Excerpt from a dataset:
———
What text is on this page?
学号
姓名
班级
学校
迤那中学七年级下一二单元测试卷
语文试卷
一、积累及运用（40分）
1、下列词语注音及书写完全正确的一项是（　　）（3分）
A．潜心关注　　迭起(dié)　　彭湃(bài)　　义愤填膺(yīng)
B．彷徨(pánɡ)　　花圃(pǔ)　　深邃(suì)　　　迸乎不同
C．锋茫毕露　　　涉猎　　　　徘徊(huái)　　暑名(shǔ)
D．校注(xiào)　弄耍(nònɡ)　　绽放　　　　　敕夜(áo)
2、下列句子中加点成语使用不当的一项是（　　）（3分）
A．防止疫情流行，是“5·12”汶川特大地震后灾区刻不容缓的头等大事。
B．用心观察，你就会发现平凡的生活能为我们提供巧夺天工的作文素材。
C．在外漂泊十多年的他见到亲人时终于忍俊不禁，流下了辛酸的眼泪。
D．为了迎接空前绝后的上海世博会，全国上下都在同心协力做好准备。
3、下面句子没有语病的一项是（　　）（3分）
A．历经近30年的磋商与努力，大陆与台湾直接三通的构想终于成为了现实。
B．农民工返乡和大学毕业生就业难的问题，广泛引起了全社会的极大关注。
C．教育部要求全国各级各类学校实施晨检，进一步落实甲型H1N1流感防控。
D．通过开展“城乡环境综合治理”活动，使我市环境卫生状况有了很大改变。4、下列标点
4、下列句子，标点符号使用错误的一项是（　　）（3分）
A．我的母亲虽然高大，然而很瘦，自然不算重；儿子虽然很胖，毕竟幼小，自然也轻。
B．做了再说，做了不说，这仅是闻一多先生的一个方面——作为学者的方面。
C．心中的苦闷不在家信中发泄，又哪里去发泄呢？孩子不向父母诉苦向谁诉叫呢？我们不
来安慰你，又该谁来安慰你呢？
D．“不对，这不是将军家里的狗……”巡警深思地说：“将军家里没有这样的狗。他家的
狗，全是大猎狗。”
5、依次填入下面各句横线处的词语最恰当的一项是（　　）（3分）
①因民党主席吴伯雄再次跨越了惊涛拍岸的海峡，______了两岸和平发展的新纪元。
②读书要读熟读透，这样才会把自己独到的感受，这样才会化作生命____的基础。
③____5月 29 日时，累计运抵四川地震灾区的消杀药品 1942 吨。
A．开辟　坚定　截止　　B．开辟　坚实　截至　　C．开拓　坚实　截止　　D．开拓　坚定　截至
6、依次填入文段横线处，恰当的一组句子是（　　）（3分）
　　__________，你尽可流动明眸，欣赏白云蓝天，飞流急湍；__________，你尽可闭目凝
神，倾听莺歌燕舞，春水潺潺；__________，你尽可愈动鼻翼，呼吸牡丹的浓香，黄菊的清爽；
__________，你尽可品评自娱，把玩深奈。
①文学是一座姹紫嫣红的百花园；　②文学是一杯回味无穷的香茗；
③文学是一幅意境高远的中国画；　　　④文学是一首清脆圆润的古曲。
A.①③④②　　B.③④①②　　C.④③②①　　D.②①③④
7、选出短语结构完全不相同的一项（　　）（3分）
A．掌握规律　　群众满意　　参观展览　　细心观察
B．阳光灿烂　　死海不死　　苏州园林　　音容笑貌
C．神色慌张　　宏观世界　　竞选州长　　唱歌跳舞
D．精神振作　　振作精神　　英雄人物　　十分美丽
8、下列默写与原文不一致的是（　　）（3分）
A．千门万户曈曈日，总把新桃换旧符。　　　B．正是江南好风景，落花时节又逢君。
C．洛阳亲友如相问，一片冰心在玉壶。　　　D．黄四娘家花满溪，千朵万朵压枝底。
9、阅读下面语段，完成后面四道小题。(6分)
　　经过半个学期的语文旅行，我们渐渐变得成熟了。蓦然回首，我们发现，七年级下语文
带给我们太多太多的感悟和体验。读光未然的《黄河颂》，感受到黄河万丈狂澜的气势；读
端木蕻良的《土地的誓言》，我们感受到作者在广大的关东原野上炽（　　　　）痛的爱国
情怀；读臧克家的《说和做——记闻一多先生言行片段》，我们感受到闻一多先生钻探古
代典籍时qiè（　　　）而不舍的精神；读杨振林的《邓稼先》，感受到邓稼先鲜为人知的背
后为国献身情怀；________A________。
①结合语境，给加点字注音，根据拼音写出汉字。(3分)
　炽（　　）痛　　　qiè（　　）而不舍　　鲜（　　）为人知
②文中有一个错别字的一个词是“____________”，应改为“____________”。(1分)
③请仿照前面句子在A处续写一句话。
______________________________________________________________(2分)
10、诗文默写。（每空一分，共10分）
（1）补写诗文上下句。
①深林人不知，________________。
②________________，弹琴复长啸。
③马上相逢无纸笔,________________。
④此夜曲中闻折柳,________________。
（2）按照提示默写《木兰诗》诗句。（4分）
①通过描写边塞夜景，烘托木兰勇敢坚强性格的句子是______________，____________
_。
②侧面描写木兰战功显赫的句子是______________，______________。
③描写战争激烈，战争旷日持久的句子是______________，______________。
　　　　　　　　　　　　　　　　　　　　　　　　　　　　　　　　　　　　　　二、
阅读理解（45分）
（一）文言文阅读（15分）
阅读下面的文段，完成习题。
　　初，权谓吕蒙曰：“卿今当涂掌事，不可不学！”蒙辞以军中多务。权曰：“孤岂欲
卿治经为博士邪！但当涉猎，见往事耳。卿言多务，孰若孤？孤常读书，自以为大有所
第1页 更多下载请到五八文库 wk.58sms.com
———
DIRECTION:
From the listing above, extract all records word for word.

TASK RESULT:
What text is on this page?
学号
姓名
班级
学校
迤那中学七年级下一二单元测试卷
语文试卷
一、积累及运用（40分）
1、下列词语注音及书写完全正确的一项是（　　）（3分）
A．潜心关注　　迭起(dié)　　彭湃(bài)　　义愤填膺(yīng)
B．彷徨(pánɡ)　　花圃(pǔ)　　深邃(suì)　　　迸乎不同
C．锋茫毕露　　　涉猎　　　　徘徊(huái)　　暑名(shǔ)
D．校注(xiào)　弄耍(nònɡ)　　绽放　　　　　敕夜(áo)
2、下列句子中加点成语使用不当的一项是（　　）（3分）
A．防止疫情流行，是“5·12”汶川特大地震后灾区刻不容缓的头等大事。
B．用心观察，你就会发现平凡的生活能为我们提供巧夺天工的作文素材。
C．在外漂泊十多年的他见到亲人时终于忍俊不禁，流下了辛酸的眼泪。
D．为了迎接空前绝后的上海世博会，全国上下都在同心协力做好准备。
3、下面句子没有语病的一项是（　　）（3分）
A．历经近30年的磋商与努力，大陆与台湾直接三通的构想终于成为了现实。
B．农民工返乡和大学毕业生就业难的问题，广泛引起了全社会的极大关注。
C．教育部要求全国各级各类学校实施晨检，进一步落实甲型H1N1流感防控。
D．通过开展“城乡环境综合治理”活动，使我市环境卫生状况有了很大改变。4、下列标点
4、下列句子，标点符号使用错误的一项是（　　）（3分）
A．我的母亲虽然高大，然而很瘦，自然不算重；儿子虽然很胖，毕竟幼小，自然也轻。
B．做了再说，做了不说，这仅是闻一多先生的一个方面——作为学者的方面。
C．心中的苦闷不在家信中发泄，又哪里去发泄呢？孩子不向父母诉苦向谁诉叫呢？我们不
来安慰你，又该谁来安慰你呢？
D．“不对，这不是将军家里的狗……”巡警深思地说：“将军家里没有这样的狗。他家的
狗，全是大猎狗。”
5、依次填入下面各句横线处的词语最恰当的一项是（　　）（3分）
①因民党主席吴伯雄再次跨越了惊涛拍岸的海峡，______了两岸和平发展的新纪元。
②读书要读熟读透，这样才会把自己独到的感受，这样才会化作生命____的基础。
③____5月 29 日时，累计运抵四川地震灾区的消杀药品 1942 吨。
A．开辟　坚定　截止　　B．开辟　坚实　截至　　C．开拓　坚实　截止　　D．开拓　坚定　截至
6、依次填入文段横线处，恰当的一组句子是（　　）（3分）
　　__________，你尽可流动明眸，欣赏白云蓝天，飞流急湍；__________，你尽可闭目凝
神，倾听莺歌燕舞，春水潺潺；__________，你尽可愈动鼻翼，呼吸牡丹的浓香，黄菊的清爽；
__________，你尽可品评自娱，把玩深奈。
①文学是一座姹紫嫣红的百花园；　②文学是一杯回味无穷的香茗；
③文学是一幅意境高远的中国画；　　　④文学是一首清脆圆润的古曲。
A.①③④②　　B.③④①②　　C.④③②①　　D.②①③④
7、选出短语结构完全不相同的一项（　　）（3分）
A．掌握规律　　群众满意　　参观展览　　细心观察
B．阳光灿烂　　死海不死　　苏州园林　　音容笑貌
C．神色慌张　　宏观世界　　竞选州长　　唱歌跳舞
D．精神振作　　振作精神　　英雄人物　　十分美丽
8、下列默写与原文不一致的是（　　）（3分）
A．千门万户曈曈日，总把新桃换旧符。　　　B．正是江南好风景，落花时节又逢君。
C．洛阳亲友如相问，一片冰心在玉壶。　　　D．黄四娘家花满溪，千朵万朵压枝底。
9、阅读下面语段，完成后面四道小题。(6分)
　　经过半个学期的语文旅行，我们渐渐变得成熟了。蓦然回首，我们发现，七年级下语文
带给我们太多太多的感悟和体验。读光未然的《黄河颂》，感受到黄河万丈狂澜的气势；读
端木蕻良的《土地的誓言》，我们感受到作者在广大的关东原野上炽（　　　　）痛的爱国
情怀；读臧克家的《说和做——记闻一多先生言行片段》，我们感受到闻一多先生钻探古
代典籍时qiè（　　　）而不舍的精神；读杨振林的《邓稼先》，感受到邓稼先鲜为人知的背
后为国献身情怀；________A________。
①结合语境，给加点字注音，根据拼音写出汉字。(3分)
　炽（　　）痛　　　qiè（　　）而不舍　　鲜（　　）为人知
②文中有一个错别字的一个词是“____________”，应改为“____________”。(1分)
③请仿照前面句子在A处续写一句话。
______________________________________________________________(2分)
10、诗文默写。（每空一分，共10分）
（1）补写诗文上下句。
①深林人不知，________________。
②________________，弹琴复长啸。
③马上相逢无纸笔,________________。
④此夜曲中闻折柳,________________。
（2）按照提示默写《木兰诗》诗句。（4分）
①通过描写边塞夜景，烘托木兰勇敢坚强性格的句子是______________，____________
_。
②侧面描写木兰战功显赫的句子是______________，______________。
③描写战争激烈，战争旷日持久的句子是______________，______________。
　　　　　　　　　　　　　　　　　　　　　　　　　　　　　　　　　　　　　　二、
阅读理解（45分）
（一）文言文阅读（15分）
阅读下面的文段，完成习题。
　　初，权谓吕蒙曰：“卿今当涂掌事，不可不学！”蒙辞以军中多务。权曰：“孤岂欲
卿治经为博士邪！但当涉猎，见往事耳。卿言多务，孰若孤？孤常读书，自以为大有所
第1页 更多下载请到五八文库 wk.58sms.com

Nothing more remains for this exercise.